Given exercise. Write out the whole listing exactly as it stands.

(Stored items)
---
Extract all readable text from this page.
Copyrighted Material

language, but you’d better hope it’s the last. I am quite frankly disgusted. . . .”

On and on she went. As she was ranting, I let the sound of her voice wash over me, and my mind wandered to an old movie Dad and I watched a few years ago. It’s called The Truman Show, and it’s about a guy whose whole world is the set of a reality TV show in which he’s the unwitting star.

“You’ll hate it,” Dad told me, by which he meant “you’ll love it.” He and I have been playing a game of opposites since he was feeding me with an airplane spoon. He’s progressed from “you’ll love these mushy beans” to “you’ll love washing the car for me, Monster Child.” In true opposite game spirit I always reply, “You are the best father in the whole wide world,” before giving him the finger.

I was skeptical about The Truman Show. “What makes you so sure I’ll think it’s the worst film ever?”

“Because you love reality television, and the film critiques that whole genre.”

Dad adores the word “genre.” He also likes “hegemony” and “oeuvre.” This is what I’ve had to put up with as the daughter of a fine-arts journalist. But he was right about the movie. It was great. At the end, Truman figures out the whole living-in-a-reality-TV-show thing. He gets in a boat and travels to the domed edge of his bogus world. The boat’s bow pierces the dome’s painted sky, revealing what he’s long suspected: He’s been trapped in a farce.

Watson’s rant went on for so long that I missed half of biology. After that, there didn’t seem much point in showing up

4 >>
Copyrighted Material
---
Expected output.
Extract all readable text from this page.
Copyrighted Material

language, but you’d better hope it’s the last. I am quite frankly disgusted. . . .”

On and on she went. As she was ranting, I let the sound of her voice wash over me, and my mind wandered to an old movie Dad and I watched a few years ago. It’s called The Truman Show, and it’s about a guy whose whole world is the set of a reality TV show in which he’s the unwitting star.

“You’ll hate it,” Dad told me, by which he meant “you’ll love it.” He and I have been playing a game of opposites since he was feeding me with an airplane spoon. He’s progressed from “you’ll love these mushy beans” to “you’ll love washing the car for me, Monster Child.” In true opposite game spirit I always reply, “You are the best father in the whole wide world,” before giving him the finger.

I was skeptical about The Truman Show. “What makes you so sure I’ll think it’s the worst film ever?”

“Because you love reality television, and the film critiques that whole genre.”

Dad adores the word “genre.” He also likes “hegemony” and “oeuvre.” This is what I’ve had to put up with as the daughter of a fine-arts journalist. But he was right about the movie. It was great. At the end, Truman figures out the whole living-in-a-reality-TV-show thing. He gets in a boat and travels to the domed edge of his bogus world. The boat’s bow pierces the dome’s painted sky, revealing what he’s long suspected: He’s been trapped in a farce.

Watson’s rant went on for so long that I missed half of biology. After that, there didn’t seem much point in showing up

4 >>
Copyrighted Material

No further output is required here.